The exercise: What follows is a listing; give it again exactly, in its entirety.

The records:
____________________

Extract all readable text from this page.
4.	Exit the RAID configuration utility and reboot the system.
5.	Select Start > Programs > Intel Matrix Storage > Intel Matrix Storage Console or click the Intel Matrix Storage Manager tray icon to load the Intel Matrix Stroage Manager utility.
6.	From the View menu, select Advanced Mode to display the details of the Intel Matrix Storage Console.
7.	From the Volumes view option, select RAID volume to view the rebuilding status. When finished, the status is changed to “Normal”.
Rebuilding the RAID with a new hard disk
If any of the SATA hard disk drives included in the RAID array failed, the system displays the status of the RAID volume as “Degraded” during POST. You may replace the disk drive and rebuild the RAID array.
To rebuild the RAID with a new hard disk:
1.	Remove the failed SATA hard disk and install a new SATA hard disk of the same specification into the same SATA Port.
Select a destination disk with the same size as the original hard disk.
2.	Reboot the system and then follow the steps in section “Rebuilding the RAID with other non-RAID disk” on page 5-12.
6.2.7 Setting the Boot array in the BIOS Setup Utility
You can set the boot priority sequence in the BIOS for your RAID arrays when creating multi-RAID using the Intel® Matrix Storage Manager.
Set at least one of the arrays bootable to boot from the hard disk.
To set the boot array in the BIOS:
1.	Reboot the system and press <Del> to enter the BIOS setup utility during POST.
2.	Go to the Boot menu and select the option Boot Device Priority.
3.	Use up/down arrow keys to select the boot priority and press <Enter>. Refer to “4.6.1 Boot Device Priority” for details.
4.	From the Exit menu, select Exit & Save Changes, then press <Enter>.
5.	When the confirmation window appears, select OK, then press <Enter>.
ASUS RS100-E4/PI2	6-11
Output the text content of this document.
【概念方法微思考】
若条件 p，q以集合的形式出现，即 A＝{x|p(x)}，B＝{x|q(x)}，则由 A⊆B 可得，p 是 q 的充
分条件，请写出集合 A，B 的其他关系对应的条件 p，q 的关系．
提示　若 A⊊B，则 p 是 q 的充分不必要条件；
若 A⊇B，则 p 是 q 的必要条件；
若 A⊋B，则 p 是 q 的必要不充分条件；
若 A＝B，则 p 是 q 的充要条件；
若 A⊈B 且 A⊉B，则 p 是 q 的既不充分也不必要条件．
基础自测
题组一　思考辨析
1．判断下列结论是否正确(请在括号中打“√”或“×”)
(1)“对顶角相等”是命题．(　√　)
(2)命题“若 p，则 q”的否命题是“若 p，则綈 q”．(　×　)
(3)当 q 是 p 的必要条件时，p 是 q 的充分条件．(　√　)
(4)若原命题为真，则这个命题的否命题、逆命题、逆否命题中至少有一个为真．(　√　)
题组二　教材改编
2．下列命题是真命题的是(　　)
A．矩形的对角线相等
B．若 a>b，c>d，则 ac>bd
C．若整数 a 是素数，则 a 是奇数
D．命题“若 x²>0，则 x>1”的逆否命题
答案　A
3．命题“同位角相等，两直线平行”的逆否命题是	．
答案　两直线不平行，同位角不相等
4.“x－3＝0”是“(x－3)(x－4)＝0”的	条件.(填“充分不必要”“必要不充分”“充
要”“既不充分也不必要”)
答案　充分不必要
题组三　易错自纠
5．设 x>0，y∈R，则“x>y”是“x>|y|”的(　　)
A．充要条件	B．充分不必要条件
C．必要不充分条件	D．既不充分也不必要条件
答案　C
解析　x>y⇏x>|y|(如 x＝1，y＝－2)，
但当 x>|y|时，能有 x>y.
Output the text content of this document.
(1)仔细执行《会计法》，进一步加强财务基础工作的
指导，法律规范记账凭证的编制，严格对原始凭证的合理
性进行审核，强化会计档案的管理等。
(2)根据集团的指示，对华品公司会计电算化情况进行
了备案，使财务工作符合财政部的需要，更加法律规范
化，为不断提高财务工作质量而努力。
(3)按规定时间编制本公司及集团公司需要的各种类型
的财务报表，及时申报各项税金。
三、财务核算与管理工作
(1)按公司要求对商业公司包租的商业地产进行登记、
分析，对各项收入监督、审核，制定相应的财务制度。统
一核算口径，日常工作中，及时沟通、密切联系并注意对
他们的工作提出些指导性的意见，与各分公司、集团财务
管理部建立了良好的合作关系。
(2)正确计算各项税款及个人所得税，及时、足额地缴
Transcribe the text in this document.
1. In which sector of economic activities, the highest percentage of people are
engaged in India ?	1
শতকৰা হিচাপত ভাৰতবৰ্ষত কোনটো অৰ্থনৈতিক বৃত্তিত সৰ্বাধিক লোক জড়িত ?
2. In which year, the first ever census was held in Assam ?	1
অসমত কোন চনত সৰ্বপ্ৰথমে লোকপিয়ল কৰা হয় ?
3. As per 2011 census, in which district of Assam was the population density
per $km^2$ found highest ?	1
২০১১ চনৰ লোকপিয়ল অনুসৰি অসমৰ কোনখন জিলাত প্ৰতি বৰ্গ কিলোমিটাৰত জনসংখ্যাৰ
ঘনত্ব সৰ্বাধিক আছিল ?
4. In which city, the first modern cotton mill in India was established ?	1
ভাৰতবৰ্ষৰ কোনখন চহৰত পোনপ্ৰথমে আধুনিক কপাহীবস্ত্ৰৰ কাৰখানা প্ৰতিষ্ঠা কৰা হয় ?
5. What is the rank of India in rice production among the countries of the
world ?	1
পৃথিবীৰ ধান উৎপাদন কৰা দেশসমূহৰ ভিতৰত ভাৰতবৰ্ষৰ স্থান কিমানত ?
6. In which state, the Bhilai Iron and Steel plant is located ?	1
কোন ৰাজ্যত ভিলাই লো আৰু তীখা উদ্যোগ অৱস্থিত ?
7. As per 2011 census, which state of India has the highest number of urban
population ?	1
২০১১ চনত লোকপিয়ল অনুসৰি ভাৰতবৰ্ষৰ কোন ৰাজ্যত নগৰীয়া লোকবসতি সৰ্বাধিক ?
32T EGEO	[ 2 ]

____________________

Result below:
Extract all readable text from this page.
4.	Exit the RAID configuration utility and reboot the system.
5.	Select Start > Programs > Intel Matrix Storage > Intel Matrix Storage Console or click the Intel Matrix Storage Manager tray icon to load the Intel Matrix Stroage Manager utility.
6.	From the View menu, select Advanced Mode to display the details of the Intel Matrix Storage Console.
7.	From the Volumes view option, select RAID volume to view the rebuilding status. When finished, the status is changed to “Normal”.
Rebuilding the RAID with a new hard disk
If any of the SATA hard disk drives included in the RAID array failed, the system displays the status of the RAID volume as “Degraded” during POST. You may replace the disk drive and rebuild the RAID array.
To rebuild the RAID with a new hard disk:
1.	Remove the failed SATA hard disk and install a new SATA hard disk of the same specification into the same SATA Port.
Select a destination disk with the same size as the original hard disk.
2.	Reboot the system and then follow the steps in section “Rebuilding the RAID with other non-RAID disk” on page 5-12.
6.2.7 Setting the Boot array in the BIOS Setup Utility
You can set the boot priority sequence in the BIOS for your RAID arrays when creating multi-RAID using the Intel® Matrix Storage Manager.
Set at least one of the arrays bootable to boot from the hard disk.
To set the boot array in the BIOS:
1.	Reboot the system and press <Del> to enter the BIOS setup utility during POST.
2.	Go to the Boot menu and select the option Boot Device Priority.
3.	Use up/down arrow keys to select the boot priority and press <Enter>. Refer to “4.6.1 Boot Device Priority” for details.
4.	From the Exit menu, select Exit & Save Changes, then press <Enter>.
5.	When the confirmation window appears, select OK, then press <Enter>.
ASUS RS100-E4/PI2	6-11
Output the text content of this document.
【概念方法微思考】
若条件 p，q以集合的形式出现，即 A＝{x|p(x)}，B＝{x|q(x)}，则由 A⊆B 可得，p 是 q 的充
分条件，请写出集合 A，B 的其他关系对应的条件 p，q 的关系．
提示　若 A⊊B，则 p 是 q 的充分不必要条件；
若 A⊇B，则 p 是 q 的必要条件；
若 A⊋B，则 p 是 q 的必要不充分条件；
若 A＝B，则 p 是 q 的充要条件；
若 A⊈B 且 A⊉B，则 p 是 q 的既不充分也不必要条件．
基础自测
题组一　思考辨析
1．判断下列结论是否正确(请在括号中打“√”或“×”)
(1)“对顶角相等”是命题．(　√　)
(2)命题“若 p，则 q”的否命题是“若 p，则綈 q”．(　×　)
(3)当 q 是 p 的必要条件时，p 是 q 的充分条件．(　√　)
(4)若原命题为真，则这个命题的否命题、逆命题、逆否命题中至少有一个为真．(　√　)
题组二　教材改编
2．下列命题是真命题的是(　　)
A．矩形的对角线相等
B．若 a>b，c>d，则 ac>bd
C．若整数 a 是素数，则 a 是奇数
D．命题“若 x²>0，则 x>1”的逆否命题
答案　A
3．命题“同位角相等，两直线平行”的逆否命题是	．
答案　两直线不平行，同位角不相等
4.“x－3＝0”是“(x－3)(x－4)＝0”的	条件.(填“充分不必要”“必要不充分”“充
要”“既不充分也不必要”)
答案　充分不必要
题组三　易错自纠
5．设 x>0，y∈R，则“x>y”是“x>|y|”的(　　)
A．充要条件	B．充分不必要条件
C．必要不充分条件	D．既不充分也不必要条件
答案　C
解析　x>y⇏x>|y|(如 x＝1，y＝－2)，
但当 x>|y|时，能有 x>y.
Output the text content of this document.
(1)仔细执行《会计法》，进一步加强财务基础工作的
指导，法律规范记账凭证的编制，严格对原始凭证的合理
性进行审核，强化会计档案的管理等。
(2)根据集团的指示，对华品公司会计电算化情况进行
了备案，使财务工作符合财政部的需要，更加法律规范
化，为不断提高财务工作质量而努力。
(3)按规定时间编制本公司及集团公司需要的各种类型
的财务报表，及时申报各项税金。
三、财务核算与管理工作
(1)按公司要求对商业公司包租的商业地产进行登记、
分析，对各项收入监督、审核，制定相应的财务制度。统
一核算口径，日常工作中，及时沟通、密切联系并注意对
他们的工作提出些指导性的意见，与各分公司、集团财务
管理部建立了良好的合作关系。
(2)正确计算各项税款及个人所得税，及时、足额地缴
Transcribe the text in this document.
1. In which sector of economic activities, the highest percentage of people are
engaged in India ?	1
শতকৰা হিচাপত ভাৰতবৰ্ষত কোনটো অৰ্থনৈতিক বৃত্তিত সৰ্বাধিক লোক জড়িত ?
2. In which year, the first ever census was held in Assam ?	1
অসমত কোন চনত সৰ্বপ্ৰথমে লোকপিয়ল কৰা হয় ?
3. As per 2011 census, in which district of Assam was the population density
per $km^2$ found highest ?	1
২০১১ চনৰ লোকপিয়ল অনুসৰি অসমৰ কোনখন জিলাত প্ৰতি বৰ্গ কিলোমিটাৰত জনসংখ্যাৰ
ঘনত্ব সৰ্বাধিক আছিল ?
4. In which city, the first modern cotton mill in India was established ?	1
ভাৰতবৰ্ষৰ কোনখন চহৰত পোনপ্ৰথমে আধুনিক কপাহীবস্ত্ৰৰ কাৰখানা প্ৰতিষ্ঠা কৰা হয় ?
5. What is the rank of India in rice production among the countries of the
world ?	1
পৃথিবীৰ ধান উৎপাদন কৰা দেশসমূহৰ ভিতৰত ভাৰতবৰ্ষৰ স্থান কিমানত ?
6. In which state, the Bhilai Iron and Steel plant is located ?	1
কোন ৰাজ্যত ভিলাই লো আৰু তীখা উদ্যোগ অৱস্থিত ?
7. As per 2011 census, which state of India has the highest number of urban
population ?	1
২০১১ চনত লোকপিয়ল অনুসৰি ভাৰতবৰ্ষৰ কোন ৰাজ্যত নগৰীয়া লোকবসতি সৰ্বাধিক ?
32T EGEO	[ 2 ]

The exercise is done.